* begin PROVIDED RECORDS *

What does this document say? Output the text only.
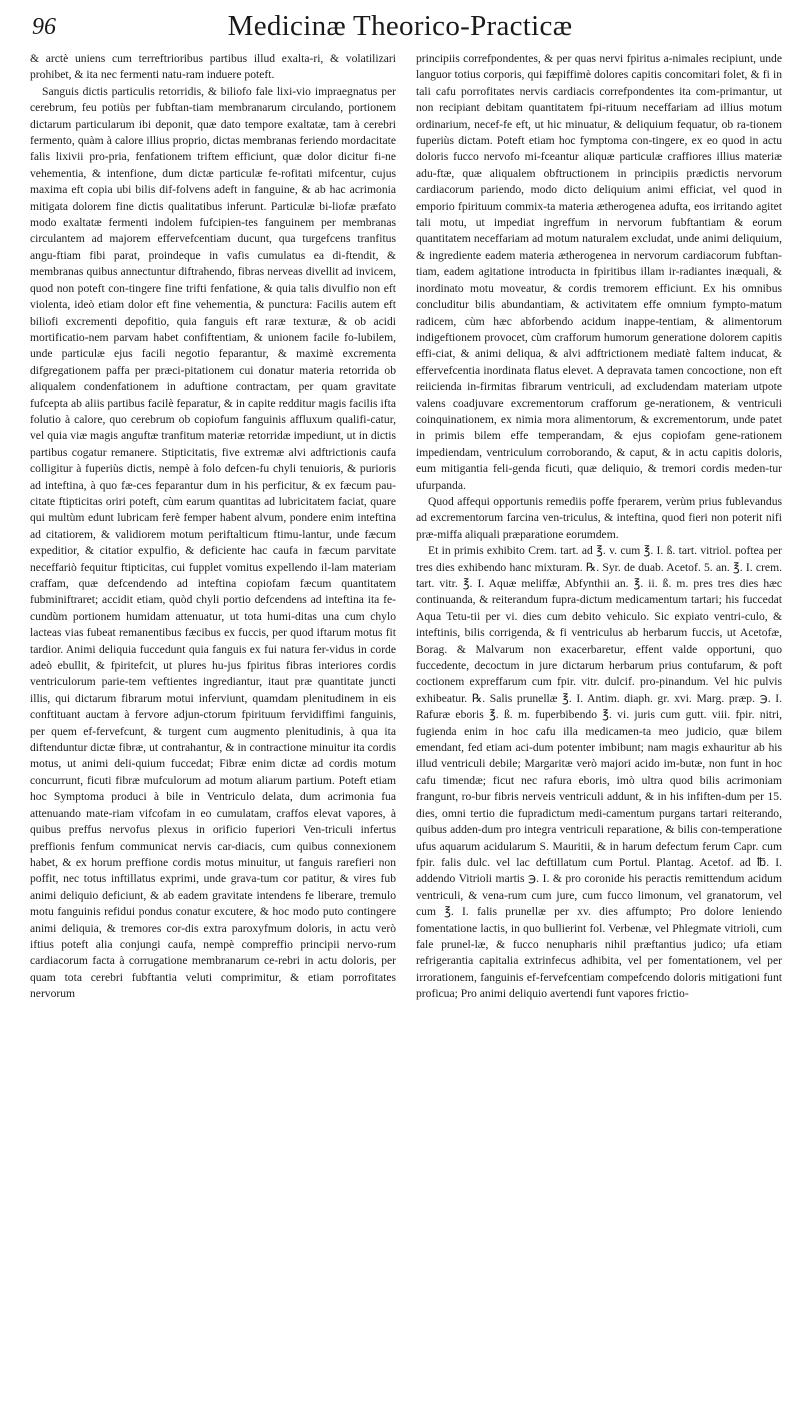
96	Medicinæ Theorico-Practicæ

& arctè uniens cum terreftrioribus partibus illud exalta-ri, & volatilizari prohibet, & ita nec fermenti natu-ram induere poteft.

Sanguis dictis particulis retorridis, & biliofo fale lixi-vio impraegnatus per cerebrum, feu potiùs per fubftan-tiam membranarum circulando, portionem dictarum particularum ibi deponit, quæ dato tempore exaltatæ, tam à cerebri fermento, quàm à calore illius proprio, dictas membranas feriendo mordacitate falis lixivii pro-pria, fenfationem triftem efficiunt, quæ dolor dicitur fi-ne vehementia, & intenfione, dum dictæ particulæ fe-rofitati mifcentur, cujus maxima eft copia ubi bilis dif-folvens adeft in fanguine, & ab hac acrimonia mitigata dolorem fine dictis qualitatibus inferunt. Particulæ bi-liofæ præfato modo exaltatæ fermenti indolem fufcipien-tes fanguinem per membranas circulantem ad majorem effervefcentiam ducunt, qua turgefcens tranfitus angu-ftiam fibi parat, proindeque in vafis cumulatus ea di-ftendit, & membranas quibus annectuntur diftrahendo, fibras nerveas divellit ad invicem, quod non poteft con-tingere fine trifti fenfatione, & quia talis divulfio non eft violenta, ideò etiam dolor eft fine vehementia, & punctura: Facilis autem eft biliofi excrementi depofitio, quia fanguis eft raræ texturæ, & ob acidi mortificatio-nem parvam habet confiftentiam, & unionem facile fo-lubilem, unde particulæ ejus facili negotio feparantur, & maximè excrementa difgregationem paffa per præci-pitationem cui donatur materia retorrida ob aliqualem condenfationem in aduftione contractam, per quam gravitate fufcepta ab aliis partibus facilè feparatur, & in capite redditur magis facilis ifta folutio à calore, quo cerebrum ob copiofum fanguinis affluxum qualifi-catur, vel quia viæ magis anguftæ tranfitum materiæ retorridæ impediunt, ut in dictis partibus cogatur remanere. Stipticitatis, five extremæ alvi adftrictionis caufa colligitur à fuperiùs dictis, nempè à folo defcen-fu chyli tenuioris, & purioris ad inteftina, à quo fæ-ces feparantur dum in his perficitur, & ex fæcum pau-citate ftipticitas oriri poteft, cùm earum quantitas ad lubricitatem faciat, quare qui multùm edunt lubricam ferè femper habent alvum, pondere enim inteftina ad citatiorem, & validiorem motum periftalticum ftimu-lantur, unde fæcum expeditior, & citatior expulfio, & deficiente hac caufa in fæcum parvitate neceffariò fequitur ftipticitas, cui fupplet vomitus expellendo il-lam materiam craffam, quæ defcendendo ad inteftina copiofam fæcum quantitatem fubminiftraret; accidit etiam, quòd chyli portio defcendens ad inteftina ita fe-cundùm portionem humidam attenuatur, ut tota humi-ditas una cum chylo lacteas vias fubeat remanentibus fæcibus ex fuccis, per quod iftarum motus fit tardior. Animi deliquia fuccedunt quia fanguis ex fui natura fer-vidus in corde adeò ebullit, & fpiritefcit, ut plures hu-jus fpiritus fibras interiores cordis ventriculorum parie-tem veftientes ingrediantur, itaut præ quantitate juncti illis, qui dictarum fibrarum motui inferviunt, quamdam plenitudinem in eis conftituant auctam à fervore adjun-ctorum fpirituum fervidiffimi fanguinis, per quem ef-fervefcunt, & turgent cum augmento plenitudinis, à qua ita diftenduntur dictæ fibræ, ut contrahantur, & in contractione minuitur ita cordis motus, ut animi deli-quium fuccedat; Fibræ enim dictæ ad cordis motum concurrunt, ficuti fibræ mufculorum ad motum aliarum partium. Poteft etiam hoc Symptoma produci à bile in Ventriculo delata, dum acrimonia fua attenuando mate-riam vifcofam in eo cumulatam, craffos elevat vapores, à quibus preffus nervofus plexus in orificio fuperiori Ven-triculi infertus preffionis fenfum communicat nervis car-diacis, cum quibus connexionem habet, & ex horum preffione cordis motus minuitur, ut fanguis rarefieri non poffit, nec totus inftillatus exprimi, unde grava-tum cor patitur, & vires fub animi deliquio deficiunt, & ab eadem gravitate intendens fe liberare, tremulo motu fanguinis refidui pondus conatur excutere, & hoc modo puto contingere animi deliquia, & tremores cor-dis extra paroxyfmum doloris, in actu verò iftius poteft alia conjungi caufa, nempè compreffio principii nervo-rum cardiacorum facta à corrugatione membranarum ce-rebri in actu doloris, per quam tota cerebri fubftantia veluti comprimitur, & etiam porrofitates nervorum

principiis correfpondentes, & per quas nervi fpiritus a-nimales recipiunt, unde languor totius corporis, qui fæpiffimè dolores capitis concomitari folet, & fi in tali cafu porrofitates nervis cardiacis correfpondentes ita com-primantur, ut non recipiant debitam quantitatem fpi-rituum neceffariam ad illius motum ordinarium, necef-fe eft, ut hic minuatur, & deliquium fequatur, ob ra-tionem fuperiùs dictam. Poteft etiam hoc fymptoma con-tingere, ex eo quod in actu doloris fucco nervofo mi-fceantur aliquæ particulæ craffiores illius materiæ adu-ftæ, quæ aliqualem obftructionem in principiis prædictis nervorum cardiacorum pariendo, modo dicto deliquium animi efficiat, vel quod in emporio fpirituum commix-ta materia ætherogenea adufta, eos irritando agitet tali motu, ut impediat ingreffum in nervorum fubftantiam & eorum quantitatem neceffariam ad motum naturalem excludat, unde animi deliquium, & ingrediente eadem materia ætherogenea in nervorum cardiacorum fubftan-tiam, eadem agitatione introducta in fpiritibus illam ir-radiantes inæquali, & inordinato motu moveatur, & cordis tremorem efficiunt. Ex his omnibus concluditur bilis abundantiam, & activitatem effe omnium fympto-matum radicem, cùm hæc abforbendo acidum inappe-tentiam, & alimentorum indigeftionem provocet, cùm crafforum humorum generatione dolorem capitis effi-ciat, & animi deliqua, & alvi adftrictionem mediatè faltem inducat, & effervefcentia inordinata flatus elevet. A depravata tamen concoctione, non eft reiicienda in-firmitas fibrarum ventriculi, ad excludendam materiam utpote valens coadjuvare excrementorum crafforum ge-nerationem, & ventriculi coinquinationem, ex nimia mora alimentorum, & excrementorum, unde patet in primis bilem effe temperandam, & ejus copiofam gene-rationem impediendam, ventriculum corroborando, & caput, & in actu capitis doloris, eum mitigantia feli-genda ficuti, quæ deliquio, & tremori cordis meden-tur ufurpanda.

Quod affequi opportunis remediis poffe fperarem, verùm prius fublevandus ad excrementorum farcina ven-triculus, & inteftina, quod fieri non poterit nifi præ-miffa aliquali præparatione eorumdem.

Et in primis exhibito Crem. tart. ad ℥. v. cum ℥. I. ß. tart. vitriol. poftea per tres dies exhibendo hanc mixturam. ℞. Syr. de duab. Acetof. 5. an. ℥. I. crem. tart. vitr. ℥. I. Aquæ meliffæ, Abfynthii an. ℥. ii. ß. m. pres tres dies hæc continuanda, & reiterandum fupra-dictum medicamentum tartari; his fuccedat Aqua Tetu-tii per vi. dies cum debito vehiculo. Sic expiato ventri-culo, & inteftinis, bilis corrigenda, & fi ventriculus ab herbarum fuccis, ut Acetofæ, Borag. & Malvarum non exacerbaretur, effent valde opportuni, quo fuccedente, decoctum in jure dictarum herbarum prius contufarum, & poft coctionem expreffarum cum fpir. vitr. dulcif. pro-pinandum. Vel hic pulvis exhibeatur. ℞. Salis prunellæ ℥. I. Antim. diaph. gr. xvi. Marg. præp. ℈. I. Rafuræ eboris ℥. ß. m. fuperbibendo ℥. vi. juris cum gutt. viii. fpir. nitri, fugienda enim in hoc cafu illa medicamen-ta meo judicio, quæ bilem emendant, fed etiam aci-dum potenter imbibunt; nam magis exhauritur ab his illud ventriculi debile; Margaritæ verò majori acido im-butæ, non funt in hoc cafu timendæ; ficut nec rafura eboris, imò ultra quod bilis acrimoniam frangunt, ro-bur fibris nerveis ventriculi addunt, & in his infiften-dum per 15. dies, omni tertio die fupradictum medi-camentum purgans tartari reiterando, quibus adden-dum pro integra ventriculi reparatione, & bilis con-temperatione ufus aquarum acidularum S. Mauritii, & in harum defectum ferum Capr. cum fpir. falis dulc. vel lac deftillatum cum Portul. Plantag. Acetof. ad ℔. I. addendo Vitrioli martis ℈. I. & pro coronide his peractis remittendum acidum ventriculi, & vena-rum cum jure, cum fucco limonum, vel granatorum, vel cum ℥. I. falis prunellæ per xv. dies affumpto; Pro dolore leniendo fomentatione lactis, in quo bullierint fol. Verbenæ, vel Phlegmate vitrioli, cum fale prunel-læ, & fucco nenupharis nihil præftantius judico; ufa etiam refrigerantia capitalia extrinfecus adhibita, vel per fomentationem, vel per irrorationem, fanguinis ef-fervefcentiam compefcendo doloris mitigationi funt proficua; Pro animi deliquio avertendi funt vapores frictio-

* end PROVIDED RECORDS *

Take each line of the material that contains the word "illud" and list it.

& arctè uniens cum terreftrioribus partibus illud exalta-ri, & volatilizari prohibet, & ita nec fermenti natu-ram induere poteft.
Et in primis exhibito Crem. tart. ad ℥. v. cum ℥. I. ß. tart. vitriol. poftea per tres dies exhibendo hanc mixturam. ℞. Syr. de duab. Acetof. 5. an. ℥. I. crem. tart. vitr. ℥. I. Aquæ meliffæ, Abfynthii an. ℥. ii. ß. m. pres tres dies hæc continuanda, & reiterandum fupra-dictum medicamentum tartari; his fuccedat Aqua Tetu-tii per vi. dies cum debito vehiculo. Sic expiato ventri-culo, & inteftinis, bilis corrigenda, & fi ventriculus ab herbarum fuccis, ut Acetofæ, Borag. & Malvarum non exacerbaretur, effent valde opportuni, quo fuccedente, decoctum in jure dictarum herbarum prius contufarum, & poft coctionem expreffarum cum fpir. vitr. dulcif. pro-pinandum. Vel hic pulvis exhibeatur. ℞. Salis prunellæ ℥. I. Antim. diaph. gr. xvi. Marg. præp. ℈. I. Rafuræ eboris ℥. ß. m. fuperbibendo ℥. vi. juris cum gutt. viii. fpir. nitri, fugienda enim in hoc cafu illa medicamen-ta meo judicio, quæ bilem emendant, fed etiam aci-dum potenter imbibunt; nam magis exhauritur ab his illud ventriculi debile; Margaritæ verò majori acido im-butæ, non funt in hoc cafu timendæ; ficut nec rafura eboris, imò ultra quod bilis acrimoniam frangunt, ro-bur fibris nerveis ventriculi addunt, & in his infiften-dum per 15. dies, omni tertio die fupradictum medi-camentum purgans tartari reiterando, quibus adden-dum pro integra ventriculi reparatione, & bilis con-temperatione ufus aquarum acidularum S. Mauritii, & in harum defectum ferum Capr. cum fpir. falis dulc. vel lac deftillatum cum Portul. Plantag. Acetof. ad ℔. I. addendo Vitrioli martis ℈. I. & pro coronide his peractis remittendum acidum ventriculi, & vena-rum cum jure, cum fucco limonum, vel granatorum, vel cum ℥. I. falis prunellæ per xv. dies affumpto; Pro dolore leniendo fomentatione lactis, in quo bullierint fol. Verbenæ, vel Phlegmate vitrioli, cum fale prunel-læ, & fucco nenupharis nihil præftantius judico; ufa etiam refrigerantia capitalia extrinfecus adhibita, vel per fomentationem, vel per irrorationem, fanguinis ef-fervefcentiam compefcendo doloris mitigationi funt proficua; Pro animi deliquio avertendi funt vapores frictio-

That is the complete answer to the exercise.